Collection entries
▬▬▬▬▬▬▬▬▬▬
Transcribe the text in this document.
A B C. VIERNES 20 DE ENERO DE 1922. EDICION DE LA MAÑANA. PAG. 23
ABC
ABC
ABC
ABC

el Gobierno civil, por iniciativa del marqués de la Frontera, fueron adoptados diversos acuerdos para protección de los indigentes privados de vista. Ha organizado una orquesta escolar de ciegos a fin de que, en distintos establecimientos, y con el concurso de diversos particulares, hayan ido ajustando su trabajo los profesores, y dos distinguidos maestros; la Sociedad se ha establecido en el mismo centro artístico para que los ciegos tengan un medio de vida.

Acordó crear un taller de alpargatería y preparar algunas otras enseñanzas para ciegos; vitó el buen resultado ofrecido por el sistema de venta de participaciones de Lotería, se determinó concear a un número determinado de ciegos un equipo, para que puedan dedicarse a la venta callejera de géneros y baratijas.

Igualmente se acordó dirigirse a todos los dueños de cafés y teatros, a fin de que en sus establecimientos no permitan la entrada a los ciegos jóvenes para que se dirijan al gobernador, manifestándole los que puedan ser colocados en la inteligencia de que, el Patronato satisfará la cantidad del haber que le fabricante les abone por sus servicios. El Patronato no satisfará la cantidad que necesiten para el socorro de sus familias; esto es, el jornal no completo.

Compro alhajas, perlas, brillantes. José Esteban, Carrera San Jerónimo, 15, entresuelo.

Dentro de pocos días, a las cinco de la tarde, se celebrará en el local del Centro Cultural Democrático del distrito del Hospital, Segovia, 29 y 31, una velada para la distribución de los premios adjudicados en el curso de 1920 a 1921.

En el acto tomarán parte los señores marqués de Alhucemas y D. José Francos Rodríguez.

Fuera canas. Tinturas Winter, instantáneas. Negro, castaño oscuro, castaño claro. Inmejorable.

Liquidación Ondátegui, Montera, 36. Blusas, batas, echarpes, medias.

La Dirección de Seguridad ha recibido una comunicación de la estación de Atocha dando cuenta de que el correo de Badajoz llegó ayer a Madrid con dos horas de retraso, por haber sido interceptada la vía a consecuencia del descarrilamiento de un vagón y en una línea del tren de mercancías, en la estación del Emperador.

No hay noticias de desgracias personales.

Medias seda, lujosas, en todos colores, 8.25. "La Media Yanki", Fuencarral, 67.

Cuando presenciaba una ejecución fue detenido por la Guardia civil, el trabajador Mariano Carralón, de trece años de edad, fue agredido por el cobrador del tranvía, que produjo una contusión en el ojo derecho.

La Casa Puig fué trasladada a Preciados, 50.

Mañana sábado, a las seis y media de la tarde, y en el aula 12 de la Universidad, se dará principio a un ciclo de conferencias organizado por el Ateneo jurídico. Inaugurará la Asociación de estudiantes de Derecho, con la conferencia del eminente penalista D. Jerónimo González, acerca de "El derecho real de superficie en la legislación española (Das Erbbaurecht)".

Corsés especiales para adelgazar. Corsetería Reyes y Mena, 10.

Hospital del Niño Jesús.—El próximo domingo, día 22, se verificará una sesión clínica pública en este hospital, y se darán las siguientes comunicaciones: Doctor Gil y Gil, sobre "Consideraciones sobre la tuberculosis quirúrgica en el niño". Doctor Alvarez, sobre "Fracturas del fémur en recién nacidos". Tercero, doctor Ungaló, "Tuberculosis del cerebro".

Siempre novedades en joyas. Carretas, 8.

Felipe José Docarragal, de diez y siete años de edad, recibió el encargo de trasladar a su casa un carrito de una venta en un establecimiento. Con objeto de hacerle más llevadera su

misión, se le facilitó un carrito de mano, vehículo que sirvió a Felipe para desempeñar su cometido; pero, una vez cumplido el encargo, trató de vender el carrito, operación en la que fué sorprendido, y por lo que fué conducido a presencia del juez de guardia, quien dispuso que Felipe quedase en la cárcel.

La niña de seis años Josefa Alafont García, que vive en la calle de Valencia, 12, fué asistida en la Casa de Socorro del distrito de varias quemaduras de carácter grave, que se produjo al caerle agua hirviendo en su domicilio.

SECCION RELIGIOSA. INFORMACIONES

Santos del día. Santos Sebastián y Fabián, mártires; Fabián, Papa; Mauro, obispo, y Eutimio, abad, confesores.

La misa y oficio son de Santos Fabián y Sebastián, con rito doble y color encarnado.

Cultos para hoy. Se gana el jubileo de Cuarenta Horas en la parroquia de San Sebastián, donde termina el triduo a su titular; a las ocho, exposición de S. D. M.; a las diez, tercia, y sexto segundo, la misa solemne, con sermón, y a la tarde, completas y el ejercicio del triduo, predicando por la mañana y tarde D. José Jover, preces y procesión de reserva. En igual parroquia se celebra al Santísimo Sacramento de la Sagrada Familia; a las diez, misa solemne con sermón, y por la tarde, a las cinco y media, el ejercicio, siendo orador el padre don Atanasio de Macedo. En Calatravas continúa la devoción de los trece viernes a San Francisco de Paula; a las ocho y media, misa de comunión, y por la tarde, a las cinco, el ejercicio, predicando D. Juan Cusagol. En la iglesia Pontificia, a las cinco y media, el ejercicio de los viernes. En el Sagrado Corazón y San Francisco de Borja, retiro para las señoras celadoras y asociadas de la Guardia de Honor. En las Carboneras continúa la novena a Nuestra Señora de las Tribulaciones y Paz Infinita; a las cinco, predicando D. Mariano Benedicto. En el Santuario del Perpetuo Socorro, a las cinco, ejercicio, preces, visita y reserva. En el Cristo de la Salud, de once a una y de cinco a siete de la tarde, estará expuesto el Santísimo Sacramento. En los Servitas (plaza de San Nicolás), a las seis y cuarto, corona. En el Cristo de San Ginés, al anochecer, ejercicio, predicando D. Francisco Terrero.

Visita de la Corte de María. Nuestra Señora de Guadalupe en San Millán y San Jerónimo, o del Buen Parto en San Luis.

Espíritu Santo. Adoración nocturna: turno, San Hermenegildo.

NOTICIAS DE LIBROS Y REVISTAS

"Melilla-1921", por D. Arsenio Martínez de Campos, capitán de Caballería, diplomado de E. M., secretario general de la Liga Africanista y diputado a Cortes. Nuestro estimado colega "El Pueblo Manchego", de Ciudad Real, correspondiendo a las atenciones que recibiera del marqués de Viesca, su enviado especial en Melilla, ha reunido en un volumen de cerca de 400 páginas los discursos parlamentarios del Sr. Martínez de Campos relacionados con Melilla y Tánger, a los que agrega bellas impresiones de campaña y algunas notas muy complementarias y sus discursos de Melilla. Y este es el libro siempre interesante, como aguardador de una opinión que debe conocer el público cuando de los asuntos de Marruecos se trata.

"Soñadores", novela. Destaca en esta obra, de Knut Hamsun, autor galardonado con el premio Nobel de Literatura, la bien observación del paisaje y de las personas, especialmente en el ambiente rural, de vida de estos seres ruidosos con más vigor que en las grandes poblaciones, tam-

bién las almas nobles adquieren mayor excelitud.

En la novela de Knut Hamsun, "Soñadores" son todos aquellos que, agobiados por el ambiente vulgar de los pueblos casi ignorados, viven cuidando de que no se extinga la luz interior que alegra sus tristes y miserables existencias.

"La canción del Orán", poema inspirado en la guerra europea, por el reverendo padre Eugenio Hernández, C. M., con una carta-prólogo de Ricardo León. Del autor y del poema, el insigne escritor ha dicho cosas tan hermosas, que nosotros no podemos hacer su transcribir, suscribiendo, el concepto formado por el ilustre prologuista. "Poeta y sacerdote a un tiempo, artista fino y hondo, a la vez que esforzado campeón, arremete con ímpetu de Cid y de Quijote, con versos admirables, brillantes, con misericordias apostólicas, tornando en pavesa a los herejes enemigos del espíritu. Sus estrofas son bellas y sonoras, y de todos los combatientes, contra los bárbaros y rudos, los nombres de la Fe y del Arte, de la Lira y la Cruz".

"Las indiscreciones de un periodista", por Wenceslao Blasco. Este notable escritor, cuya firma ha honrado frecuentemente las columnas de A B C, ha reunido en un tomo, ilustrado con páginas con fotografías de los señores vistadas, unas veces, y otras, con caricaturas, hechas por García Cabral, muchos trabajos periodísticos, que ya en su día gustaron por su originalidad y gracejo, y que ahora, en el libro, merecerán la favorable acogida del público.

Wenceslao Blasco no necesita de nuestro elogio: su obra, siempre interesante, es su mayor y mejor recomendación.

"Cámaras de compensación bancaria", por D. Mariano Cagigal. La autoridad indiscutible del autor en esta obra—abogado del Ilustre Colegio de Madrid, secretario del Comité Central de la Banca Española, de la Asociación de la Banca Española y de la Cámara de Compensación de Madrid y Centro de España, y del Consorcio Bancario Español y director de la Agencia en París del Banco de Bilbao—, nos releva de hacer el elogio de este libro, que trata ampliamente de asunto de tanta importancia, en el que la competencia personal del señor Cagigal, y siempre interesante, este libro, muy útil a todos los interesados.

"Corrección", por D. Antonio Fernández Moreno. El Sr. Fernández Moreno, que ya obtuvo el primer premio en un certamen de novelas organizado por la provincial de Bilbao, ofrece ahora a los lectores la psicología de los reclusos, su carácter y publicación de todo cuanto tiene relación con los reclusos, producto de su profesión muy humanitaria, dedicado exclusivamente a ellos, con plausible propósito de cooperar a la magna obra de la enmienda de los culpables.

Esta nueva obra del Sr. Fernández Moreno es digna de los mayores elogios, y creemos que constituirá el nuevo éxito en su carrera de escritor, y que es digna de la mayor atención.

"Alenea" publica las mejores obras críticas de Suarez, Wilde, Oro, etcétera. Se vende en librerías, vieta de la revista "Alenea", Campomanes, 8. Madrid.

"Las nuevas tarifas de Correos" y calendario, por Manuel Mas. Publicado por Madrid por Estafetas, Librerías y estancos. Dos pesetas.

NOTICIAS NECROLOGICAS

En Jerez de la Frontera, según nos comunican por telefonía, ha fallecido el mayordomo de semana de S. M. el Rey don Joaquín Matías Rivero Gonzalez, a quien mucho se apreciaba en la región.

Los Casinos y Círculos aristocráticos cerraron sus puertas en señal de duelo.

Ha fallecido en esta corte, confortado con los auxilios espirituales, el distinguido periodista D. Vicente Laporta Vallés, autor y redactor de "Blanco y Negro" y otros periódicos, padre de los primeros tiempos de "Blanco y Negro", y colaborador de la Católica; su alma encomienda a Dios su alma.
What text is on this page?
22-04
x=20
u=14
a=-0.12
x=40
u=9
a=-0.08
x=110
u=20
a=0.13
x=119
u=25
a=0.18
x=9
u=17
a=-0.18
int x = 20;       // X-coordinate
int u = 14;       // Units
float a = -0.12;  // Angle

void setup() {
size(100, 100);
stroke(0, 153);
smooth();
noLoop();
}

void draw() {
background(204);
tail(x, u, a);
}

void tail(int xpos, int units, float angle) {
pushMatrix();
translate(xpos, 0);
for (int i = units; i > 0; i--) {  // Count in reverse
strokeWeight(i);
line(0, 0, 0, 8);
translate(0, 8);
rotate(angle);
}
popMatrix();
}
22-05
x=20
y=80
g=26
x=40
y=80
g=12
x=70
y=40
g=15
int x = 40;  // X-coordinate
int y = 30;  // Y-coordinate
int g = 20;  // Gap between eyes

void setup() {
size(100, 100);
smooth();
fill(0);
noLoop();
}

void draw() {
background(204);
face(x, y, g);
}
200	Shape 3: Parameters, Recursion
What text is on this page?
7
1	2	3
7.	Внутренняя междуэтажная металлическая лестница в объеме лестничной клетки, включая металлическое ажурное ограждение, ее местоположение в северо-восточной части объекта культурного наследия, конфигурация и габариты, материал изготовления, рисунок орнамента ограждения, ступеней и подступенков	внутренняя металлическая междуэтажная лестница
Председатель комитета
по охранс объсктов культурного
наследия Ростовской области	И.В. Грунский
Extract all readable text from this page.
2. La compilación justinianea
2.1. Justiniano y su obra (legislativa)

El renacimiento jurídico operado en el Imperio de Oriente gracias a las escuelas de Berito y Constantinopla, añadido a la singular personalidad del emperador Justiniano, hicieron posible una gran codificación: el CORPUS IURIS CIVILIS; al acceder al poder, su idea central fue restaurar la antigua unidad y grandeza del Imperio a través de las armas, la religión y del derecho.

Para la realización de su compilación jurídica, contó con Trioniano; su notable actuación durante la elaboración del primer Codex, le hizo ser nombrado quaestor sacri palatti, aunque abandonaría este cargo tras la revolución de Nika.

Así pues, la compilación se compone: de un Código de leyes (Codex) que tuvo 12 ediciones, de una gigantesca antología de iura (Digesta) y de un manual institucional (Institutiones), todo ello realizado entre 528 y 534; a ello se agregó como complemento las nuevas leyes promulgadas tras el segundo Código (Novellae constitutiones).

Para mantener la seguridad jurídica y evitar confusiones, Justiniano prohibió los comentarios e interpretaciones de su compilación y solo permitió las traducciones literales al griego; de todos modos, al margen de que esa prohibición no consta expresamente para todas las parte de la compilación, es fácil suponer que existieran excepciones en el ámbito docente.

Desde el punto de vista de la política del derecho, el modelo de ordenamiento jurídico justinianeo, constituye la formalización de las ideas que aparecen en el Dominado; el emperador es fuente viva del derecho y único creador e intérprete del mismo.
▬▬▬▬▬▬▬▬▬▬
Extract, from the material above, each line holding the word "ahora".

"Las indiscreciones de un periodista", por Wenceslao Blasco. Este notable escritor, cuya firma ha honrado frecuentemente las columnas de A B C, ha reunido en un tomo, ilustrado con páginas con fotografías de los señores vistadas, unas veces, y otras, con caricaturas, hechas por García Cabral, muchos trabajos periodísticos, que ya en su día gustaron por su originalidad y gracejo, y que ahora, en el libro, merecerán la favorable acogida del público.
"Corrección", por D. Antonio Fernández Moreno. El Sr. Fernández Moreno, que ya obtuvo el primer premio en un certamen de novelas organizado por la provincial de Bilbao, ofrece ahora a los lectores la psicología de los reclusos, su carácter y publicación de todo cuanto tiene relación con los reclusos, producto de su profesión muy humanitaria, dedicado exclusivamente a ellos, con plausible propósito de cooperar a la magna obra de la enmienda de los culpables.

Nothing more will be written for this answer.